■ **BRIEF**
Extract the entries in their exact form.

■ **DATASET RECORDS**
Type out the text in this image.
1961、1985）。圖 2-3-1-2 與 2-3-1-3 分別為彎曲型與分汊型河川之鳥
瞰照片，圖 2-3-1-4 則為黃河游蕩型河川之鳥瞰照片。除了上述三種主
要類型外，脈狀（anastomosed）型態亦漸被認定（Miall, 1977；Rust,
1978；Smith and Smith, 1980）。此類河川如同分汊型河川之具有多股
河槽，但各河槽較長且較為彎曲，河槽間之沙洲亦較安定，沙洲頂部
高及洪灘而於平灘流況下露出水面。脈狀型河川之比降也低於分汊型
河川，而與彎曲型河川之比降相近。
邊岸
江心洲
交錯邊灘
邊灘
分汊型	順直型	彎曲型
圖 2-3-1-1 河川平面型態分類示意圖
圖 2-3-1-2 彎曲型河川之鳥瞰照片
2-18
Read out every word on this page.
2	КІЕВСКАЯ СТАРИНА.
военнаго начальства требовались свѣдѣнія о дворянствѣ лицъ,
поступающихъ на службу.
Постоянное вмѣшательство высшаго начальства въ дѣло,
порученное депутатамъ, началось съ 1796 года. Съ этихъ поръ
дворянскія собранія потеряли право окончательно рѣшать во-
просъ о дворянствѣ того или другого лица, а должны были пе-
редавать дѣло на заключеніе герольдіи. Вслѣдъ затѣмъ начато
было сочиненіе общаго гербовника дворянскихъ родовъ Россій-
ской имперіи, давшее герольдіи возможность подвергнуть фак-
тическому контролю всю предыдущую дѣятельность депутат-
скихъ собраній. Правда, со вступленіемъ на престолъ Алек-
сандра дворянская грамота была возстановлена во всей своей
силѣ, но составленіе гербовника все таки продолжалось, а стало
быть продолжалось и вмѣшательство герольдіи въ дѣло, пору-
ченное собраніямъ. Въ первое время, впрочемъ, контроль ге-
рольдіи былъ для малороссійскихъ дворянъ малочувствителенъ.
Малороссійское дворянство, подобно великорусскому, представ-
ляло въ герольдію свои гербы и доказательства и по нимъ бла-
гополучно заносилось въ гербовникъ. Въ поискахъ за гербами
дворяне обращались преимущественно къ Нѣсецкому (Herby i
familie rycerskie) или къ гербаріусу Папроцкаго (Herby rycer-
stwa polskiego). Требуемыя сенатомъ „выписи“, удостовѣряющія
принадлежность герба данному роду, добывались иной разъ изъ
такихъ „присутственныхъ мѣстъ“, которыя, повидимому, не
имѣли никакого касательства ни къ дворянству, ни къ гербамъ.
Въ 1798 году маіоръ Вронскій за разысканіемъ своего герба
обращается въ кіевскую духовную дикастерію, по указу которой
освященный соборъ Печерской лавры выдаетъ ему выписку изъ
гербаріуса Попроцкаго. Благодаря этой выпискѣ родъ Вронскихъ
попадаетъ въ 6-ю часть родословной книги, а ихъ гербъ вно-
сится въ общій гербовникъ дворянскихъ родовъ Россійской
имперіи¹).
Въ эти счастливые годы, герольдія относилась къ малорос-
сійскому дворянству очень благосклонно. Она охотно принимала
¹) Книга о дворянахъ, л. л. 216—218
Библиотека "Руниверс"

■ **TASK ANSWER**
Type out the text in this image.
1961、1985）。圖 2-3-1-2 與 2-3-1-3 分別為彎曲型與分汊型河川之鳥
瞰照片，圖 2-3-1-4 則為黃河游蕩型河川之鳥瞰照片。除了上述三種主
要類型外，脈狀（anastomosed）型態亦漸被認定（Miall, 1977；Rust,
1978；Smith and Smith, 1980）。此類河川如同分汊型河川之具有多股
河槽，但各河槽較長且較為彎曲，河槽間之沙洲亦較安定，沙洲頂部
高及洪灘而於平灘流況下露出水面。脈狀型河川之比降也低於分汊型
河川，而與彎曲型河川之比降相近。
邊岸
江心洲
交錯邊灘
邊灘
分汊型	順直型	彎曲型
圖 2-3-1-1 河川平面型態分類示意圖
圖 2-3-1-2 彎曲型河川之鳥瞰照片
2-18
Read out every word on this page.
2	КІЕВСКАЯ СТАРИНА.
военнаго начальства требовались свѣдѣнія о дворянствѣ лицъ,
поступающихъ на службу.
Постоянное вмѣшательство высшаго начальства въ дѣло,
порученное депутатамъ, началось съ 1796 года. Съ этихъ поръ
дворянскія собранія потеряли право окончательно рѣшать во-
просъ о дворянствѣ того или другого лица, а должны были пе-
редавать дѣло на заключеніе герольдіи. Вслѣдъ затѣмъ начато
было сочиненіе общаго гербовника дворянскихъ родовъ Россій-
ской имперіи, давшее герольдіи возможность подвергнуть фак-
тическому контролю всю предыдущую дѣятельность депутат-
скихъ собраній. Правда, со вступленіемъ на престолъ Алек-
сандра дворянская грамота была возстановлена во всей своей
силѣ, но составленіе гербовника все таки продолжалось, а стало
быть продолжалось и вмѣшательство герольдіи въ дѣло, пору-
ченное собраніямъ. Въ первое время, впрочемъ, контроль ге-
рольдіи былъ для малороссійскихъ дворянъ малочувствителенъ.
Малороссійское дворянство, подобно великорусскому, представ-
ляло въ герольдію свои гербы и доказательства и по нимъ бла-
гополучно заносилось въ гербовникъ. Въ поискахъ за гербами
дворяне обращались преимущественно къ Нѣсецкому (Herby i
familie rycerskie) или къ гербаріусу Папроцкаго (Herby rycer-
stwa polskiego). Требуемыя сенатомъ „выписи“, удостовѣряющія
принадлежность герба данному роду, добывались иной разъ изъ
такихъ „присутственныхъ мѣстъ“, которыя, повидимому, не
имѣли никакого касательства ни къ дворянству, ни къ гербамъ.
Въ 1798 году маіоръ Вронскій за разысканіемъ своего герба
обращается въ кіевскую духовную дикастерію, по указу которой
освященный соборъ Печерской лавры выдаетъ ему выписку изъ
гербаріуса Попроцкаго. Благодаря этой выпискѣ родъ Вронскихъ
попадаетъ въ 6-ю часть родословной книги, а ихъ гербъ вно-
сится въ общій гербовникъ дворянскихъ родовъ Россійской
имперіи¹).
Въ эти счастливые годы, герольдія относилась къ малорос-
сійскому дворянству очень благосклонно. Она охотно принимала
¹) Книга о дворянахъ, л. л. 216—218
Библиотека "Руниверс"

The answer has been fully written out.